• _Entries shown_
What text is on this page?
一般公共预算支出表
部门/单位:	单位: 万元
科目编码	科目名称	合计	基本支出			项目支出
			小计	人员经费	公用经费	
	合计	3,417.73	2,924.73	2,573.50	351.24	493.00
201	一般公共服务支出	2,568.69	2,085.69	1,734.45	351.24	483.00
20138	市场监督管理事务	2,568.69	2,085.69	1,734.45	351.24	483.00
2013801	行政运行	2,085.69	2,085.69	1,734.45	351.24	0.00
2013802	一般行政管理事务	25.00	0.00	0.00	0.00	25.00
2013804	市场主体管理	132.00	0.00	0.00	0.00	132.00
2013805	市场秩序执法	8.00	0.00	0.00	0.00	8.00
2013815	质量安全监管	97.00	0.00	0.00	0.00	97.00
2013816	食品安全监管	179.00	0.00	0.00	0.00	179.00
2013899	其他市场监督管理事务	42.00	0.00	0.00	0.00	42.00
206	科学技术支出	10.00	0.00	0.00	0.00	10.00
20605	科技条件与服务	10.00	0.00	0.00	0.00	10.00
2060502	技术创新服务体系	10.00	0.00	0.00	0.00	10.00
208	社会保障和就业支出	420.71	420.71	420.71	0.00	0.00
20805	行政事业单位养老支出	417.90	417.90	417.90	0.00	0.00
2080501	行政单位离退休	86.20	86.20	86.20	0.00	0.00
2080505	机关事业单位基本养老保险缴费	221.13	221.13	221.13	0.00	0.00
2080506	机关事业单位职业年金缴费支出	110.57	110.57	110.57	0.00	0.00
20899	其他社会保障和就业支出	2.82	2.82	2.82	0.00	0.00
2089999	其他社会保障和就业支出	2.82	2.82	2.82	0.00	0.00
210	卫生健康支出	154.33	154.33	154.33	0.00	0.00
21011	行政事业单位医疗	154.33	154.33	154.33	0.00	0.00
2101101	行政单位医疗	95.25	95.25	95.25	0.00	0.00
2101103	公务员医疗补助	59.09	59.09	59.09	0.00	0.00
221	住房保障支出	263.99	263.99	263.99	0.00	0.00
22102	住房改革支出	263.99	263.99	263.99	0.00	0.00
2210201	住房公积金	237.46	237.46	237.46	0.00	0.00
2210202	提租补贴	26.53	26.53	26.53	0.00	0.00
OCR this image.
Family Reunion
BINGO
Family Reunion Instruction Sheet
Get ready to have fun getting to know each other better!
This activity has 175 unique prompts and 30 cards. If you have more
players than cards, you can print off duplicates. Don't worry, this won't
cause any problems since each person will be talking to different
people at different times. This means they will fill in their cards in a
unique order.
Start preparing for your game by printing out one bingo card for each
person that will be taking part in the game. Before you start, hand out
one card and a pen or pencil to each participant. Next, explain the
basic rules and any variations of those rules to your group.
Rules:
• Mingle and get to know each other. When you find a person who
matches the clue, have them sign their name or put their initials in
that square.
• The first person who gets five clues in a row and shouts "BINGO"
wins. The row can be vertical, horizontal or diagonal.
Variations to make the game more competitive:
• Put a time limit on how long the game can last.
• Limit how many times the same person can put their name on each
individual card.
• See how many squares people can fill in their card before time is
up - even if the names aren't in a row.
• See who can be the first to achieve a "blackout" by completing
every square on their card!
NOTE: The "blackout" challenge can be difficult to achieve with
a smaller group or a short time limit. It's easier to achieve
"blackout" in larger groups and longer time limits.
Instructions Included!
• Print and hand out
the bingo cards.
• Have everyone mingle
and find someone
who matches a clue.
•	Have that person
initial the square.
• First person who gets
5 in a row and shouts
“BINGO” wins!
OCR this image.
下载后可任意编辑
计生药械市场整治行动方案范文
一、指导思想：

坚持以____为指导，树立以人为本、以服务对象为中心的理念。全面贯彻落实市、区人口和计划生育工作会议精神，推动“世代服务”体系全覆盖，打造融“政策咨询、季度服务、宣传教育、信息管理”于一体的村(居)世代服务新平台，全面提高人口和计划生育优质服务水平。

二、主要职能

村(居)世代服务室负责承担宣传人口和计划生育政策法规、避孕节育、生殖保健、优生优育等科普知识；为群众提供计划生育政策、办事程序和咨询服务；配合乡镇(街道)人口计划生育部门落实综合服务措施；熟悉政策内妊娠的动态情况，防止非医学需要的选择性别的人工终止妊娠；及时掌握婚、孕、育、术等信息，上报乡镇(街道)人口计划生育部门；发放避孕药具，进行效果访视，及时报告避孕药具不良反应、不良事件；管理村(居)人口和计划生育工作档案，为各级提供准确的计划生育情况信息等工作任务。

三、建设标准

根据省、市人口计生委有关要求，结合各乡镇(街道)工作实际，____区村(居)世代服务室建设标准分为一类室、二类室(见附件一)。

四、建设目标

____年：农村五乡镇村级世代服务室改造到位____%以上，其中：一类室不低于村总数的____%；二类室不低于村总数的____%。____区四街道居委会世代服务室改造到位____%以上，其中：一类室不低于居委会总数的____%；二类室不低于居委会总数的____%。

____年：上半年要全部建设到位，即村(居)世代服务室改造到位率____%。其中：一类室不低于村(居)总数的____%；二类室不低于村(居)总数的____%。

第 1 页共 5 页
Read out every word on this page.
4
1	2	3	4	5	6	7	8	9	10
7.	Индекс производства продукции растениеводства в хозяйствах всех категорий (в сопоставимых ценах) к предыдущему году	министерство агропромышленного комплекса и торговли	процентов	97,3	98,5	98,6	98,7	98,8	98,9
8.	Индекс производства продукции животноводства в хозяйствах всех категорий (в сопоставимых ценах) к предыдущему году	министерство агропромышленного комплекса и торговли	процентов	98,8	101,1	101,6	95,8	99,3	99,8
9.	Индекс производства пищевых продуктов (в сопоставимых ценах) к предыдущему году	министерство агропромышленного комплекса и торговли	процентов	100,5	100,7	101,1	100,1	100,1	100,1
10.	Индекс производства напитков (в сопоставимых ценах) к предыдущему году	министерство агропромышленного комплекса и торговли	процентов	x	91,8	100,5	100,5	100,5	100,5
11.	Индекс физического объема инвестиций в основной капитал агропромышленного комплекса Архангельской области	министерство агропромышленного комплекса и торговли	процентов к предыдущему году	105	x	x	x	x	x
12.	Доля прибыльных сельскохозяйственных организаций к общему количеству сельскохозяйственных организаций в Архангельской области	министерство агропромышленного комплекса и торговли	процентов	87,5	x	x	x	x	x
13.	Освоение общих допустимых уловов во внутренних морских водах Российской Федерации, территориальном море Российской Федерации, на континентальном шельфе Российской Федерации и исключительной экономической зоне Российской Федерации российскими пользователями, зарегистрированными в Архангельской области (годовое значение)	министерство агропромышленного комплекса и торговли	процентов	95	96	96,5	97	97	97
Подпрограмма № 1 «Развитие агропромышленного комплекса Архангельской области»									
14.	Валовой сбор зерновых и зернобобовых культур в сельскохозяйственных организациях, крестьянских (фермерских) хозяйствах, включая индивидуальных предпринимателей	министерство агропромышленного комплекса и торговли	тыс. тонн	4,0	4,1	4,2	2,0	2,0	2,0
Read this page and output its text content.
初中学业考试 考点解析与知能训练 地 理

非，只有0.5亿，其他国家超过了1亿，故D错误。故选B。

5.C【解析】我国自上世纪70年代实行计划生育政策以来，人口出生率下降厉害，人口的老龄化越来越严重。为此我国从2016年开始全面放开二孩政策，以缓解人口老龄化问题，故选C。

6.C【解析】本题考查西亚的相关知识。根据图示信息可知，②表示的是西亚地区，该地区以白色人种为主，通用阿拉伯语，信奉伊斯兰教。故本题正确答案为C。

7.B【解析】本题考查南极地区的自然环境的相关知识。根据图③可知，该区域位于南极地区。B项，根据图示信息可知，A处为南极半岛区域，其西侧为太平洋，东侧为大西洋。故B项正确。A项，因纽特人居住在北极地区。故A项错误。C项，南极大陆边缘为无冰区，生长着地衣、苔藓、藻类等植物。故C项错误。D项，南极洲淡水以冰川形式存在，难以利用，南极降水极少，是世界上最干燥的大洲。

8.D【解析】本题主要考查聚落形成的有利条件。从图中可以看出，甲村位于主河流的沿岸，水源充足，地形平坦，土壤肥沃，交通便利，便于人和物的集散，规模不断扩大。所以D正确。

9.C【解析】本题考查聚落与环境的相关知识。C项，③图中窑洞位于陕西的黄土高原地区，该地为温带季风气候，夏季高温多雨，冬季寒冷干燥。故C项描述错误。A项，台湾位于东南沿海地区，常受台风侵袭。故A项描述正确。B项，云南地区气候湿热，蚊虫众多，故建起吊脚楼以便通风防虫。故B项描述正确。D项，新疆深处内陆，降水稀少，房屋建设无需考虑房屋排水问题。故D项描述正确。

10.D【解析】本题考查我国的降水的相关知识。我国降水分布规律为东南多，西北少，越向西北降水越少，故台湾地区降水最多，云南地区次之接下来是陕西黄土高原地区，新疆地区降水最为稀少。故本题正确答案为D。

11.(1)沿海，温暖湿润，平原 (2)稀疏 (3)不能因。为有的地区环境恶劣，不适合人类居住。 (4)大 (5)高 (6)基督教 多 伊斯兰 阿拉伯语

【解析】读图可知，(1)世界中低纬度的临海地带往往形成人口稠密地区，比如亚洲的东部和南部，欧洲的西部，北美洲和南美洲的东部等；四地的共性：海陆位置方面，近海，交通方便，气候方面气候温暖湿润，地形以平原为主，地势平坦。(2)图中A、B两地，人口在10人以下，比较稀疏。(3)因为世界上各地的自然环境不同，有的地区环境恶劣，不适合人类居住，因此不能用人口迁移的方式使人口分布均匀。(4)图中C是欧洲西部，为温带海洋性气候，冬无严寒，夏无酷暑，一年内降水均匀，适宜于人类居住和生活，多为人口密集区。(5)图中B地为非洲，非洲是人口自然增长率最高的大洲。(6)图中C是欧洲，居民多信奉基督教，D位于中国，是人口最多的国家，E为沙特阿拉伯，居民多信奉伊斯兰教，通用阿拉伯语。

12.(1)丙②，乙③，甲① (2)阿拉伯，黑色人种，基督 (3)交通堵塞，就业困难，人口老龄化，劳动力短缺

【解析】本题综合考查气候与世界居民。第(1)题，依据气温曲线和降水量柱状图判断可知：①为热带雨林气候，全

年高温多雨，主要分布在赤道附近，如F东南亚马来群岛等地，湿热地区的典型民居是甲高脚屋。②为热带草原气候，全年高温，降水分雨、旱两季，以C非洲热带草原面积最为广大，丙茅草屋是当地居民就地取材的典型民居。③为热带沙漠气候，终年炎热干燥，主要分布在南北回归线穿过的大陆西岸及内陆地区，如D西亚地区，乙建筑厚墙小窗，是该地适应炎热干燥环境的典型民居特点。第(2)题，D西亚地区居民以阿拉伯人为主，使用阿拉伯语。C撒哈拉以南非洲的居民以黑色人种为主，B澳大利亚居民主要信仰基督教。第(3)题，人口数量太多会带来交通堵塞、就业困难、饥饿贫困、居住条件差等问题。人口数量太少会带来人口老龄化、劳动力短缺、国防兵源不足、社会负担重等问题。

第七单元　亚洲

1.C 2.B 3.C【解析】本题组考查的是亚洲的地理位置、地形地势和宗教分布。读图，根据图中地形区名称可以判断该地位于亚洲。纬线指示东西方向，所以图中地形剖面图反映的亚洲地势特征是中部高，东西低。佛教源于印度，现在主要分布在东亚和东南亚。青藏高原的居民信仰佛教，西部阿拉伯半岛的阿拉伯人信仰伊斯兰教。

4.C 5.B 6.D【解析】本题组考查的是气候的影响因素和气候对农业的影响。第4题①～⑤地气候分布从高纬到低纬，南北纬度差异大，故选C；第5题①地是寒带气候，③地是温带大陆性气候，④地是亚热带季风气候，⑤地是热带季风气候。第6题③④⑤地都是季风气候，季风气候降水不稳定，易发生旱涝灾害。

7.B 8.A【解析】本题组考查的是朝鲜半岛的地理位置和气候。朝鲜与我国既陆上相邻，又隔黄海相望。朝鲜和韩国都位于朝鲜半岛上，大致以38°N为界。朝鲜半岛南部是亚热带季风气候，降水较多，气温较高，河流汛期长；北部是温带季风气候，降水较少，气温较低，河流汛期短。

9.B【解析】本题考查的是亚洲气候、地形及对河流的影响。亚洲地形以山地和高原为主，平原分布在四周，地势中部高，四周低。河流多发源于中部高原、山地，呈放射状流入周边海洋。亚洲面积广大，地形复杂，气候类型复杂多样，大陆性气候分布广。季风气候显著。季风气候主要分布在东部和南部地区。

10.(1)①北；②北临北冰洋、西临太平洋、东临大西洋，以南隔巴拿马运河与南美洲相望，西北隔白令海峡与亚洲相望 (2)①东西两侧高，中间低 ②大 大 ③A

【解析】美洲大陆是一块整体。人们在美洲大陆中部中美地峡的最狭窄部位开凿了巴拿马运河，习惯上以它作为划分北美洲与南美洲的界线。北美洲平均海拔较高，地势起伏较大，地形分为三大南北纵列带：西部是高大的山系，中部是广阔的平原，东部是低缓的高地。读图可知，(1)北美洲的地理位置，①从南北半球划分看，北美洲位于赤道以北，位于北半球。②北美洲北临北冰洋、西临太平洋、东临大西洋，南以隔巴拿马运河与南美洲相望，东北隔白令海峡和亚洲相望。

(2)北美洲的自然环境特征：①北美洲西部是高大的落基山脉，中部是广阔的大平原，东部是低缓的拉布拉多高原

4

• _Brief_
Check each line of the entries above, and show every one holding the word "fill".

• _Final result_
people at different times. This means they will fill in their cards in a
• See how many squares people can fill in their card before time is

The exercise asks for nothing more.